** BEGIN Available records **

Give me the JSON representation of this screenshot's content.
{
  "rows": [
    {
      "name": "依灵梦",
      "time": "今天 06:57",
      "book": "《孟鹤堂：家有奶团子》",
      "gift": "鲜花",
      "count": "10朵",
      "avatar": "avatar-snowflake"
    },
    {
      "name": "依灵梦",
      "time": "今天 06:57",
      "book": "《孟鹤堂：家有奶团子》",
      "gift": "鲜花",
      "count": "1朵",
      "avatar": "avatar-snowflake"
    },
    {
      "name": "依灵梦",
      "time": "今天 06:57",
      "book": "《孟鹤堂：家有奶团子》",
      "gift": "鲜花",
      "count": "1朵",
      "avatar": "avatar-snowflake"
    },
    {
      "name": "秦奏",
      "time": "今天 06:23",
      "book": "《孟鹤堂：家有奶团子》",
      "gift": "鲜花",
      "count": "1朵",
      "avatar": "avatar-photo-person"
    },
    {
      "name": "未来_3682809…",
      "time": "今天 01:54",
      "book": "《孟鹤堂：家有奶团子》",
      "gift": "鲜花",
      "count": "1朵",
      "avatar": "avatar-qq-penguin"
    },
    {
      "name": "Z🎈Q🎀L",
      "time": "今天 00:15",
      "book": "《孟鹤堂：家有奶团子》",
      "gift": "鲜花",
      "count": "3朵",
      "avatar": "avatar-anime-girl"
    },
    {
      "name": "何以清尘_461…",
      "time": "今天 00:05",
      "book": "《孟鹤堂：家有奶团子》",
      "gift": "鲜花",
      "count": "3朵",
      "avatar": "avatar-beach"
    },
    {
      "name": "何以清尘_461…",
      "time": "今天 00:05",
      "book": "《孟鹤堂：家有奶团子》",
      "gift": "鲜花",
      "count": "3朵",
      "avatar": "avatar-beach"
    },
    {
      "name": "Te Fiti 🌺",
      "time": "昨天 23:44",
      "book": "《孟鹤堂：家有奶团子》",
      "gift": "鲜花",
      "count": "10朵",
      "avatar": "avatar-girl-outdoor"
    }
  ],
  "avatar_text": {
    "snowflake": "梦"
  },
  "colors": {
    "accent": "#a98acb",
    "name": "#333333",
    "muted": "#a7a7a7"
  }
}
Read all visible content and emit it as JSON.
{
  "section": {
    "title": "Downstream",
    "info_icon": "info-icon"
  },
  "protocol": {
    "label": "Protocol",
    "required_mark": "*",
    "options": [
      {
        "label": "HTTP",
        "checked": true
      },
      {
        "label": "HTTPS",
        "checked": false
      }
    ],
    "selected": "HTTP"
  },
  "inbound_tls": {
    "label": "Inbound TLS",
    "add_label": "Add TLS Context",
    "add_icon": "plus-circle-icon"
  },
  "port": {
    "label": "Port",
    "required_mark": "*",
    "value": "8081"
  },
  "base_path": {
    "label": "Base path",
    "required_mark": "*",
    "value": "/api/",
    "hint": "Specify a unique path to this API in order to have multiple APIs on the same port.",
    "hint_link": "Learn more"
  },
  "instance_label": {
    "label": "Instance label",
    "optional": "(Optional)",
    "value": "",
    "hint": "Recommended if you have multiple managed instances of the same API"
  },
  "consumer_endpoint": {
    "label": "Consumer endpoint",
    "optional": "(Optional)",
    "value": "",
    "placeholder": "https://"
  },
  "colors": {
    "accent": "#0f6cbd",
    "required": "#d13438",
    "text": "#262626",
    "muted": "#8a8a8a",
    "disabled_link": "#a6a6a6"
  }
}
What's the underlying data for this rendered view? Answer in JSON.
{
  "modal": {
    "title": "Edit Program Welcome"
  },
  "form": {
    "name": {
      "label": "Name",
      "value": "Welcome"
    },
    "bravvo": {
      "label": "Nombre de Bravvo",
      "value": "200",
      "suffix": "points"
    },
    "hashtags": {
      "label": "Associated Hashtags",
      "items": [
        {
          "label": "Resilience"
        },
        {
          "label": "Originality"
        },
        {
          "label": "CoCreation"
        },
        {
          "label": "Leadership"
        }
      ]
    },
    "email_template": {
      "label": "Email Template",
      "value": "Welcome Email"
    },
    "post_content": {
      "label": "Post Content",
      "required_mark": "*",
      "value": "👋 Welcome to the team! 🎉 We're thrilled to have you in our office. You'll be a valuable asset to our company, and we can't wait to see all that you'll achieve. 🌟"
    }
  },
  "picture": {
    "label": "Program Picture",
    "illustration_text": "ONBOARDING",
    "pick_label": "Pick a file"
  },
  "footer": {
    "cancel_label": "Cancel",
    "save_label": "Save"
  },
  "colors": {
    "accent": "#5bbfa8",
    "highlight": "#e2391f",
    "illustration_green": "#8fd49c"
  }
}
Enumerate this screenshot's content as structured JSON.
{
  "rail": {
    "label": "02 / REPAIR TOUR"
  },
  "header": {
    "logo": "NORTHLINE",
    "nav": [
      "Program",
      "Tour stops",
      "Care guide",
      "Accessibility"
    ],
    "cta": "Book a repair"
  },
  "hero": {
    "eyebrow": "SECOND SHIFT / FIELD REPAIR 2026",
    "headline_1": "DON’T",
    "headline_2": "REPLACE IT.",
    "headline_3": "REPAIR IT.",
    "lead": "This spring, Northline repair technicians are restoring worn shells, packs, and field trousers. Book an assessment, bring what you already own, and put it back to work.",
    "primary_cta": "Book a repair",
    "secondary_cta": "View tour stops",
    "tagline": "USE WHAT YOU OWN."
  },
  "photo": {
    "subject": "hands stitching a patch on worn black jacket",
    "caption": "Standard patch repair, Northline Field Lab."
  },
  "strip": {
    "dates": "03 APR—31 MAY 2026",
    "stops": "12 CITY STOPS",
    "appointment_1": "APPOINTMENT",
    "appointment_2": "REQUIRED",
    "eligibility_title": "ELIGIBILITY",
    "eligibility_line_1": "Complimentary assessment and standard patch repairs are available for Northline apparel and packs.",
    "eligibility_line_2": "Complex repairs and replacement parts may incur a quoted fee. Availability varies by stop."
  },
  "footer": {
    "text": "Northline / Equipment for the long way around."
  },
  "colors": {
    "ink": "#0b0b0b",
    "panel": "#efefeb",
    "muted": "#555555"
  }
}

** END Available records **

Job: Reproduce every line of the listing above in which the string "stops" appears.

Correct output:
      "Tour stops",
    "secondary_cta": "View tour stops",
    "stops": "12 CITY STOPS",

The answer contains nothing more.